━━━━━ LISTED ENTRIES ━━━━━
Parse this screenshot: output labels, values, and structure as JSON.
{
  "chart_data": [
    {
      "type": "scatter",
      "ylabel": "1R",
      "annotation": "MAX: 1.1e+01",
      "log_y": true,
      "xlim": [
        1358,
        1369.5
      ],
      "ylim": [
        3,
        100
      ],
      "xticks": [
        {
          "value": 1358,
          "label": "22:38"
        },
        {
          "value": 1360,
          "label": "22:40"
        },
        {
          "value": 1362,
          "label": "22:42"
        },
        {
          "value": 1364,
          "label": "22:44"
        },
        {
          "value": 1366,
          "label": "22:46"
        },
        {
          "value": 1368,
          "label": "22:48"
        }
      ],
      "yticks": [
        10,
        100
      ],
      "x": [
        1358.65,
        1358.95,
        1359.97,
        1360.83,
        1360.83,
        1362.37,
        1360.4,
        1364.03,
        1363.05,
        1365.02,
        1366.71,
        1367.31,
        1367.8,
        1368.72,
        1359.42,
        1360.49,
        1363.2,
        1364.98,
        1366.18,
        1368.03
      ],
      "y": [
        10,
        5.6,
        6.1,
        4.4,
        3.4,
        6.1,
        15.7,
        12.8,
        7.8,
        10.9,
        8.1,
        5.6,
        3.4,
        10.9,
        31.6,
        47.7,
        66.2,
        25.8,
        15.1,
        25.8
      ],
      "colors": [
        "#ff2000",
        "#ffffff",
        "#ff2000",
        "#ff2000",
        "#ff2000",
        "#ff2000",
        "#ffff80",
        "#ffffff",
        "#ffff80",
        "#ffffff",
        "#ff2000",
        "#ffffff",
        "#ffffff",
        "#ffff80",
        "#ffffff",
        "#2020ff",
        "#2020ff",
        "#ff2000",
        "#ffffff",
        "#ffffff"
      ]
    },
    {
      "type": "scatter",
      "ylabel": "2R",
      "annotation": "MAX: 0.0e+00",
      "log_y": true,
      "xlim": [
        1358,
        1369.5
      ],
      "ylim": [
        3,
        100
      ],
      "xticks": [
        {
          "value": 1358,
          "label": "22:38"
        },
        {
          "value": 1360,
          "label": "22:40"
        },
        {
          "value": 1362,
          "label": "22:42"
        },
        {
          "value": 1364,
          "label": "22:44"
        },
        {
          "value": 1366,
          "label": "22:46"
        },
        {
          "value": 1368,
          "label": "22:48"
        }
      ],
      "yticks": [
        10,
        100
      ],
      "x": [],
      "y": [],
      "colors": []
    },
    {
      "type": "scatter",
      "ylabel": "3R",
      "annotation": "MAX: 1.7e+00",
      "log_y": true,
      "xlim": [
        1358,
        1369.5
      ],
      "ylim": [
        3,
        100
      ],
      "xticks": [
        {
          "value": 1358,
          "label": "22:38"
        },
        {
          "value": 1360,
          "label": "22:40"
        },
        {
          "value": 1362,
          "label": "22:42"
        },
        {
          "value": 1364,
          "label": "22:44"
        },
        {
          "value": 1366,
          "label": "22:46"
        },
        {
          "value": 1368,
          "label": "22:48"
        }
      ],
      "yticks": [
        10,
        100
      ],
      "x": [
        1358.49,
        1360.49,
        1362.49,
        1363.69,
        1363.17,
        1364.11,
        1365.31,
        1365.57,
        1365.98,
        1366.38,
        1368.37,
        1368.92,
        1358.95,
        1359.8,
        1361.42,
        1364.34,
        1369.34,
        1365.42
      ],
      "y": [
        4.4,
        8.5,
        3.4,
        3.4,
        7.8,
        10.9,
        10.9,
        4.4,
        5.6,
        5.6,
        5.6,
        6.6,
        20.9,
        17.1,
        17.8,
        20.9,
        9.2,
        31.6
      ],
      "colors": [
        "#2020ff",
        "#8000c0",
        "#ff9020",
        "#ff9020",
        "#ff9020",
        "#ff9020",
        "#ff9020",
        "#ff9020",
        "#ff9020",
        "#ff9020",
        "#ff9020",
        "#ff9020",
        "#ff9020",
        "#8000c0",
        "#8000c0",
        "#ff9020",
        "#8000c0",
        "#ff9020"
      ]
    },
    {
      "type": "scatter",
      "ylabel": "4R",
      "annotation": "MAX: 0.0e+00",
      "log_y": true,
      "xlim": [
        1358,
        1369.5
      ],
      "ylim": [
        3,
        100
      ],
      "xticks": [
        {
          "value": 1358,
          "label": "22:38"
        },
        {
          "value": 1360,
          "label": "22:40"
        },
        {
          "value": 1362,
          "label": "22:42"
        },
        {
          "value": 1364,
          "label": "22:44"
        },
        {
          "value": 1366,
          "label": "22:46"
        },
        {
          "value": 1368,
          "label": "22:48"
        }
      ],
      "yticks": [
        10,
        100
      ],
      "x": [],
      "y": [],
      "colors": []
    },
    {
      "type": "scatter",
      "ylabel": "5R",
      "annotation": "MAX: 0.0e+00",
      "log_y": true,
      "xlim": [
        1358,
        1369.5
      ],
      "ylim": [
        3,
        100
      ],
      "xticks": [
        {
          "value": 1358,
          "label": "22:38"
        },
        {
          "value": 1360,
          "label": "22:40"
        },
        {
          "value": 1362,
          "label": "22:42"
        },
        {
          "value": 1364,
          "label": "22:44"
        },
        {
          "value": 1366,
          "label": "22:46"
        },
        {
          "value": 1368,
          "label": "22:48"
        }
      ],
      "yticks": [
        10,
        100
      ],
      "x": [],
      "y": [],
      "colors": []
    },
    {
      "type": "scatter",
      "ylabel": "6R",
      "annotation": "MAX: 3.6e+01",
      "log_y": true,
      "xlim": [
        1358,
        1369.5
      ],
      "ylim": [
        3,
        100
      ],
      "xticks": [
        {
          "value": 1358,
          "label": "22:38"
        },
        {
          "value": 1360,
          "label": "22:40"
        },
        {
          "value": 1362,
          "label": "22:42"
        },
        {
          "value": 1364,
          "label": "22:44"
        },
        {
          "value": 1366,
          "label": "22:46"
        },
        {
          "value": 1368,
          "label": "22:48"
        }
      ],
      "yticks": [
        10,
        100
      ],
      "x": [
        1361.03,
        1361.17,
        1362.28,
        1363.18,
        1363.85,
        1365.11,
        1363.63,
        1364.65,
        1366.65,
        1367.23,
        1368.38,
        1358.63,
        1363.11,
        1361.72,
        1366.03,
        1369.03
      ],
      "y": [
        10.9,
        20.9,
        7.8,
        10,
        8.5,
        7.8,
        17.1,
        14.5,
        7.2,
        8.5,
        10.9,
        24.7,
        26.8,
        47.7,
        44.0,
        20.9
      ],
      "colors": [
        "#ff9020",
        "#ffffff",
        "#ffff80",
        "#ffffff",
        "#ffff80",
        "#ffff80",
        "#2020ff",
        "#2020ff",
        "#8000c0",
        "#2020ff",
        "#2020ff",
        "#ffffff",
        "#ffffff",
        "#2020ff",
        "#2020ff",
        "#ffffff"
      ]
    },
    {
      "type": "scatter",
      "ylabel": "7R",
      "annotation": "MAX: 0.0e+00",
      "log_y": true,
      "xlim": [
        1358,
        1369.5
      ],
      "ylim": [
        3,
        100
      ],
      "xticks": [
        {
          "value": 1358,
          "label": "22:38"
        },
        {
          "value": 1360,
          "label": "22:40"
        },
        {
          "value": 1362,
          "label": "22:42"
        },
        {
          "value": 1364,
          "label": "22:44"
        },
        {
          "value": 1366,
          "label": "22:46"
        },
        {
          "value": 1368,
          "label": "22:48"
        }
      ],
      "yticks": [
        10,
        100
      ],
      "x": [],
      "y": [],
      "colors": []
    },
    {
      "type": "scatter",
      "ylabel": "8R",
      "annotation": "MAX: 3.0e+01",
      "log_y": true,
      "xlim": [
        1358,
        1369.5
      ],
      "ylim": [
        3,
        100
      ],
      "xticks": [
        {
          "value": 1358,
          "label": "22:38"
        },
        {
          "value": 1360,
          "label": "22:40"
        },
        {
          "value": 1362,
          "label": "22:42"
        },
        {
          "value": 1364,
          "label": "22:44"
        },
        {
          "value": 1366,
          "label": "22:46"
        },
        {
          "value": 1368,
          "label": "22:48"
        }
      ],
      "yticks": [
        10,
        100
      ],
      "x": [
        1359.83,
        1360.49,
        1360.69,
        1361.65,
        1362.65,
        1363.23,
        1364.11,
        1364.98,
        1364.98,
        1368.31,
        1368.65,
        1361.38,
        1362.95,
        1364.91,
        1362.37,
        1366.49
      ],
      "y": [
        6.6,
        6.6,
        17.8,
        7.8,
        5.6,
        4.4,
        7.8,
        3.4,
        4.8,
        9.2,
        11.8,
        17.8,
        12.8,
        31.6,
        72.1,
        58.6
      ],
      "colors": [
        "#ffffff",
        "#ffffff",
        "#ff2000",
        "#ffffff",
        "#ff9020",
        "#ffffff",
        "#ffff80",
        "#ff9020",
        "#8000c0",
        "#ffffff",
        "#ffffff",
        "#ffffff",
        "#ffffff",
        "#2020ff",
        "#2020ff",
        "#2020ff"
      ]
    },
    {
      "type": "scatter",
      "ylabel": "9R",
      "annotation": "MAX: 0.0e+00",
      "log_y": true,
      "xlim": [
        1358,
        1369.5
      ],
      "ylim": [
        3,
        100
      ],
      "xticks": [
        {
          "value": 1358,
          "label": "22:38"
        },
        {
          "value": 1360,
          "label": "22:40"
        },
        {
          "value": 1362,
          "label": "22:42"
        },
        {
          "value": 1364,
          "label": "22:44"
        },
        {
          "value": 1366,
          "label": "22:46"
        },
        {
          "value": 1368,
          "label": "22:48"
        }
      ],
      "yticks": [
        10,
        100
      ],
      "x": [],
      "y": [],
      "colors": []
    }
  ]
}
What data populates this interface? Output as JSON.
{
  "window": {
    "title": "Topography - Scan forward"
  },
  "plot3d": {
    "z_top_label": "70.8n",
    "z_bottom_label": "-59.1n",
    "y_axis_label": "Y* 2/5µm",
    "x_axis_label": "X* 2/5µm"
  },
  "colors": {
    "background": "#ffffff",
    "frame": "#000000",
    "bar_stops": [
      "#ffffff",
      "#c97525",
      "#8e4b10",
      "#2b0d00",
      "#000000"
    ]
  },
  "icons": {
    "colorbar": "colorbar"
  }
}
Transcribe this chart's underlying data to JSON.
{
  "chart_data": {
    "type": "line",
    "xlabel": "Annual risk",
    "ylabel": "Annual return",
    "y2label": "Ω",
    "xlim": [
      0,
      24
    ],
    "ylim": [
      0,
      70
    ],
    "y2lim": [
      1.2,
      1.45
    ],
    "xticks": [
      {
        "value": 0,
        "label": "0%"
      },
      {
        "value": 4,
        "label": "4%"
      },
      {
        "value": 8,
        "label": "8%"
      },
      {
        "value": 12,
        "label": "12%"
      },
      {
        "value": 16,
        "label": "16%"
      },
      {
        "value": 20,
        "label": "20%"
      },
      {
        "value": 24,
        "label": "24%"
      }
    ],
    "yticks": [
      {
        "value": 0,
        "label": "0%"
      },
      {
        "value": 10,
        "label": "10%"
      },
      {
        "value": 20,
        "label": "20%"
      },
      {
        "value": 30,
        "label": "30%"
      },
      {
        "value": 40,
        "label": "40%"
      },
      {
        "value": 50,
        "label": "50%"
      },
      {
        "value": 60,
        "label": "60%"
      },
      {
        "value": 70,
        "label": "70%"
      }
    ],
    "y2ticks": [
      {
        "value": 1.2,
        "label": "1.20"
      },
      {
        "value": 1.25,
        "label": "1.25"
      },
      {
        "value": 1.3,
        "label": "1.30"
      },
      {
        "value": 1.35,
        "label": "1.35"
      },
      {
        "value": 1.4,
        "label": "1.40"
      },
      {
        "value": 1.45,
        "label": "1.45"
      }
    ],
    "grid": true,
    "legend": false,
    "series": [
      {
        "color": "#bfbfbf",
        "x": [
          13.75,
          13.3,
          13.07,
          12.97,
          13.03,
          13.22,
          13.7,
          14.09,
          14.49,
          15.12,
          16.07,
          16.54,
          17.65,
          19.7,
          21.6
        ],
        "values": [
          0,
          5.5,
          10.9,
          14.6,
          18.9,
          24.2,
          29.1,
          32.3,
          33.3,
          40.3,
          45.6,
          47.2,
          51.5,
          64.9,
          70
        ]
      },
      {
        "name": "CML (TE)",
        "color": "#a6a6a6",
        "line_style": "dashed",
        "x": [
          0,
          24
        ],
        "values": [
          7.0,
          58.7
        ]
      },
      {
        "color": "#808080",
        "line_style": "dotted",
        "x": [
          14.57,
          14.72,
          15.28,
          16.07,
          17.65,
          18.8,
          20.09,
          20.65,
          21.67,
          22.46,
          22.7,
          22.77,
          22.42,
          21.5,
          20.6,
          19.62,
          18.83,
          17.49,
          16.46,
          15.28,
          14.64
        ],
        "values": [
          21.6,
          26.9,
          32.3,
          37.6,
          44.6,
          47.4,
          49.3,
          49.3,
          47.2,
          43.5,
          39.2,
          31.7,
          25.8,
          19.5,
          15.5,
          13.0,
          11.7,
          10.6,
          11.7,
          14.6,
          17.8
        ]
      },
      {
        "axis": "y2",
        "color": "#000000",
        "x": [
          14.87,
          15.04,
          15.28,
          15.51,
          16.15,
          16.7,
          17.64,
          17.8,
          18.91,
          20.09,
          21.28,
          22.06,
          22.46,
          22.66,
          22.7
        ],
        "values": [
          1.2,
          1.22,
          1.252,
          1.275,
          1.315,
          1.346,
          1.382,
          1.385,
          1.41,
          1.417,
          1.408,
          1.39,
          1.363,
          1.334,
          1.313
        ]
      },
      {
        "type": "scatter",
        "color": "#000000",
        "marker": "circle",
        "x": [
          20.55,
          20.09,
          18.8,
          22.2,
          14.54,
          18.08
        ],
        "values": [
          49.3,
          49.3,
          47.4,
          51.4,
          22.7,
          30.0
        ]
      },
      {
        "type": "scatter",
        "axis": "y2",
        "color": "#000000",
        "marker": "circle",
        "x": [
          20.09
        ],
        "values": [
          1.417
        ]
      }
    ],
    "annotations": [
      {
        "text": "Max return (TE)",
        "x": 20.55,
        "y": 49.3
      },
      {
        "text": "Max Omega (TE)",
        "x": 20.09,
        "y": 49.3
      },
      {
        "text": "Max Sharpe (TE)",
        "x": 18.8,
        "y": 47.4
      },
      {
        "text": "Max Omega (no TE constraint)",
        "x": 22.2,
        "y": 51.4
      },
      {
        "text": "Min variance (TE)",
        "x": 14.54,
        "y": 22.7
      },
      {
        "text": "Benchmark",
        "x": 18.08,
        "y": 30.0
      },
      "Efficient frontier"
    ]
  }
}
━━━━━
THE EXERCISE – In the records above, locate each line with the word "return". Copy all such lines.

THE COMPLETED TASK –
    "ylabel": "Annual return",
        "text": "Max return (TE)",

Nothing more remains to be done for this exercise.